RECORDS SHOWN:

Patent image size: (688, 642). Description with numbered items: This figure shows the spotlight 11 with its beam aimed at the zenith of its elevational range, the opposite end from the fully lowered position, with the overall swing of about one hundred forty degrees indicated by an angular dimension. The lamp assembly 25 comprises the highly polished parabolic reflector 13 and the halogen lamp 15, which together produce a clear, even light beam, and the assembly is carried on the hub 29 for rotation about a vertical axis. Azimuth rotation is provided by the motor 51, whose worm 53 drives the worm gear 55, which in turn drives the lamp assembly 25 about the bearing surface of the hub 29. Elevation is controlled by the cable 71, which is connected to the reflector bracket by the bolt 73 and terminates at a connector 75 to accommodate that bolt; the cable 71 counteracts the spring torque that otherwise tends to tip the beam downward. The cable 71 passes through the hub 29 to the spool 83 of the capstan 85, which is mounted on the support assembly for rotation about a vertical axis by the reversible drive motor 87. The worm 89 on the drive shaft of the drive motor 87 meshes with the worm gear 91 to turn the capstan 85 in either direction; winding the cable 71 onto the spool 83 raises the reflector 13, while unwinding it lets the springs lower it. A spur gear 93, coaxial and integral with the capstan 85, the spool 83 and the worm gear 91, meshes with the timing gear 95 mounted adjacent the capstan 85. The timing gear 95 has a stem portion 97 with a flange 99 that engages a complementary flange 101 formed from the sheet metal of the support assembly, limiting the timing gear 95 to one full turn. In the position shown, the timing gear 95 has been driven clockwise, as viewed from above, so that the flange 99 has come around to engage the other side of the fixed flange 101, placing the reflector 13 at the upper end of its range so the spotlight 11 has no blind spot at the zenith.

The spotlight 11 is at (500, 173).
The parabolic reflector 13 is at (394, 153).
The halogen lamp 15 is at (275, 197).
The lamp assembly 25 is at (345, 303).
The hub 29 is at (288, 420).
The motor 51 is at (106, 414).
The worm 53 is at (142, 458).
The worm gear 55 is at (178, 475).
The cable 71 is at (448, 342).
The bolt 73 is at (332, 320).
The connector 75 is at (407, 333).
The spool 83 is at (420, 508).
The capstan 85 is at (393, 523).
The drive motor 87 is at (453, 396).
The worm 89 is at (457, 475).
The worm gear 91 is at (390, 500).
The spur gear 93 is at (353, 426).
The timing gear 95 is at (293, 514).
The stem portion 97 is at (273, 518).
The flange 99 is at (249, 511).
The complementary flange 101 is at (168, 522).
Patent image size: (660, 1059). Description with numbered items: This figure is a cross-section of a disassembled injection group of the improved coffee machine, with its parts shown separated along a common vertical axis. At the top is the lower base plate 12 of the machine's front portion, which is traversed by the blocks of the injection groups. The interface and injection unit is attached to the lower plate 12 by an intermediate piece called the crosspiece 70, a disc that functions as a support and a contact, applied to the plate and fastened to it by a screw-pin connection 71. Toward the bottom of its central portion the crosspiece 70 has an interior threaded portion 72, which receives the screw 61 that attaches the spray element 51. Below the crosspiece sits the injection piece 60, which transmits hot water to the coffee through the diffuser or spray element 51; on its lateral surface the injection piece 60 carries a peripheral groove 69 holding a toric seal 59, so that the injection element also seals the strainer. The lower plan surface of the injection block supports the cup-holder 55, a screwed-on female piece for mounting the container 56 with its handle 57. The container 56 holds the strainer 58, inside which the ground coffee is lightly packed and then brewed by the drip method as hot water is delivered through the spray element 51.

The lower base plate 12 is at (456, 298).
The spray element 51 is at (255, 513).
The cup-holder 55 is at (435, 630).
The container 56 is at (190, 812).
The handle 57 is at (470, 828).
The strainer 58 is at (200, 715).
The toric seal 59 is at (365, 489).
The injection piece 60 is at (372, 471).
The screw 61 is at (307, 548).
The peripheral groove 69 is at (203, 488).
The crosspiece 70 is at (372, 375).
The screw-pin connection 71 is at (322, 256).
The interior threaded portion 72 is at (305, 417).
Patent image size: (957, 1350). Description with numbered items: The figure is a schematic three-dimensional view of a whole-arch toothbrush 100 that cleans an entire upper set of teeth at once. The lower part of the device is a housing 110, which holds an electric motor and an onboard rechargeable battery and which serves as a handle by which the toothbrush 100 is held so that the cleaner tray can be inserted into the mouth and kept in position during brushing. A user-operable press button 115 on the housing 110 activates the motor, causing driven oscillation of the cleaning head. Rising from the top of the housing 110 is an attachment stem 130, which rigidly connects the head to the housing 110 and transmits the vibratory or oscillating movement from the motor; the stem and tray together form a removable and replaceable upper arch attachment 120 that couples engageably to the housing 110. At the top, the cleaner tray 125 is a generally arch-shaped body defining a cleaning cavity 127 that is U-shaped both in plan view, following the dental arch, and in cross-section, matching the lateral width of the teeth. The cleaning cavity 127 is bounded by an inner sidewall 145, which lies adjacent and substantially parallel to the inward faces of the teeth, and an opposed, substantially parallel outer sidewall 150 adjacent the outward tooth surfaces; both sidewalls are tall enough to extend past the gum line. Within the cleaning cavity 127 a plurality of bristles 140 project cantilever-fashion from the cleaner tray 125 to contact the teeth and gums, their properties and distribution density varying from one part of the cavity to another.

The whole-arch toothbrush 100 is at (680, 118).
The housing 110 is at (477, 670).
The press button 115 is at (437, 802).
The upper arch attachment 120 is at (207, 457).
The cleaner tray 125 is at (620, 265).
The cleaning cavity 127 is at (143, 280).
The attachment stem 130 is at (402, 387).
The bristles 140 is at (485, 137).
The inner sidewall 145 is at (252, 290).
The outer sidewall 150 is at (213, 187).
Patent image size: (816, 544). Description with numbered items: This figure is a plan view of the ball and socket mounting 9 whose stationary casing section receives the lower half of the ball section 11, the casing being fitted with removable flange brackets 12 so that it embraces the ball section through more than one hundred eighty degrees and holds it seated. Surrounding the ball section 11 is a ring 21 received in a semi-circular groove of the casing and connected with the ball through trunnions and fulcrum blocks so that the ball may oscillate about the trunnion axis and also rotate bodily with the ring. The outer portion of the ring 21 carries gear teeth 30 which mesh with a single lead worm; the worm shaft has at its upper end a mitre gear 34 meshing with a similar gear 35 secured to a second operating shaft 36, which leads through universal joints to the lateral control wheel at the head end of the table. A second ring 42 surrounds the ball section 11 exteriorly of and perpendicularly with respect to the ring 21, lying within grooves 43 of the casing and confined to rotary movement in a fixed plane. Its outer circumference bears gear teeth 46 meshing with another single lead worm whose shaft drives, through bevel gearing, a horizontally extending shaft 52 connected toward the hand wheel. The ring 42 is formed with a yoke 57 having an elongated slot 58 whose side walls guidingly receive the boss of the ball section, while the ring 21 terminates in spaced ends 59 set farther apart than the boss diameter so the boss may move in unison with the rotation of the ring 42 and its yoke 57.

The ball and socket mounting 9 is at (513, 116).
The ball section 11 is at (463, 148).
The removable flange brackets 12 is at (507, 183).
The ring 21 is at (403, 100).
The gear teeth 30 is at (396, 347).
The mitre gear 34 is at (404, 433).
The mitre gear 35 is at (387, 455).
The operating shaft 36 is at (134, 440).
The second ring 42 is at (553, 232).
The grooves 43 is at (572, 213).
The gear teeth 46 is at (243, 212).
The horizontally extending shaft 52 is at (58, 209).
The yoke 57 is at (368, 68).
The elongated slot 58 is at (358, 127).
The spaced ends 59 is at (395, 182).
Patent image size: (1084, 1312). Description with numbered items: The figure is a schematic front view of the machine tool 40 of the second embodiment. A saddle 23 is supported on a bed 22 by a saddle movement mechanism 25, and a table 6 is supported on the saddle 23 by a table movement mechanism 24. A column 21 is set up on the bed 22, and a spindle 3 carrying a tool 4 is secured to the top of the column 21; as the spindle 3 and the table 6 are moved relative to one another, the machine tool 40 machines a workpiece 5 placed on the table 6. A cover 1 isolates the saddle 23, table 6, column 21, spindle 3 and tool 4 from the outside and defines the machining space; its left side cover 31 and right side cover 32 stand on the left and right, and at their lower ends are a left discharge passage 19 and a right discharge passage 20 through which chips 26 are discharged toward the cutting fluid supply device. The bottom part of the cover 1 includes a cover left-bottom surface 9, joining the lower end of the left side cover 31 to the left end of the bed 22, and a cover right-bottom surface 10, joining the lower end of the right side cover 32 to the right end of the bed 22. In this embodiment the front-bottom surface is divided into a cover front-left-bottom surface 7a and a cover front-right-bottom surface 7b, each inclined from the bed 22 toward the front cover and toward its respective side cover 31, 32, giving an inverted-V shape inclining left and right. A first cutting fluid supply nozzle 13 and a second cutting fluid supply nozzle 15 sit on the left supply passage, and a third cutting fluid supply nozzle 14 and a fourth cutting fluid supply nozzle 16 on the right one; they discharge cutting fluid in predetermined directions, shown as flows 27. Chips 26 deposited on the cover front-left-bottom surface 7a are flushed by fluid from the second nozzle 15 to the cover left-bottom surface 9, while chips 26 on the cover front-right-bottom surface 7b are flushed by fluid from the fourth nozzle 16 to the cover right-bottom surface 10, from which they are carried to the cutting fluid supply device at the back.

THE REQUEST:
Reproduce verbatim the part of the listing from the line with "Patent image size: (816, 544)." up to and including the line with "The operating shaft 36 is at (134, 440).".

EXERCISE RESULT:
Patent image size: (816, 544). Description with numbered items: This figure is a plan view of the ball and socket mounting 9 whose stationary casing section receives the lower half of the ball section 11, the casing being fitted with removable flange brackets 12 so that it embraces the ball section through more than one hundred eighty degrees and holds it seated. Surrounding the ball section 11 is a ring 21 received in a semi-circular groove of the casing and connected with the ball through trunnions and fulcrum blocks so that the ball may oscillate about the trunnion axis and also rotate bodily with the ring. The outer portion of the ring 21 carries gear teeth 30 which mesh with a single lead worm; the worm shaft has at its upper end a mitre gear 34 meshing with a similar gear 35 secured to a second operating shaft 36, which leads through universal joints to the lateral control wheel at the head end of the table. A second ring 42 surrounds the ball section 11 exteriorly of and perpendicularly with respect to the ring 21, lying within grooves 43 of the casing and confined to rotary movement in a fixed plane. Its outer circumference bears gear teeth 46 meshing with another single lead worm whose shaft drives, through bevel gearing, a horizontally extending shaft 52 connected toward the hand wheel. The ring 42 is formed with a yoke 57 having an elongated slot 58 whose side walls guidingly receive the boss of the ball section, while the ring 21 terminates in spaced ends 59 set farther apart than the boss diameter so the boss may move in unison with the rotation of the ring 42 and its yoke 57.

The ball and socket mounting 9 is at (513, 116).
The ball section 11 is at (463, 148).
The removable flange brackets 12 is at (507, 183).
The ring 21 is at (403, 100).
The gear teeth 30 is at (396, 347).
The mitre gear 34 is at (404, 433).
The mitre gear 35 is at (387, 455).
The operating shaft 36 is at (134, 440).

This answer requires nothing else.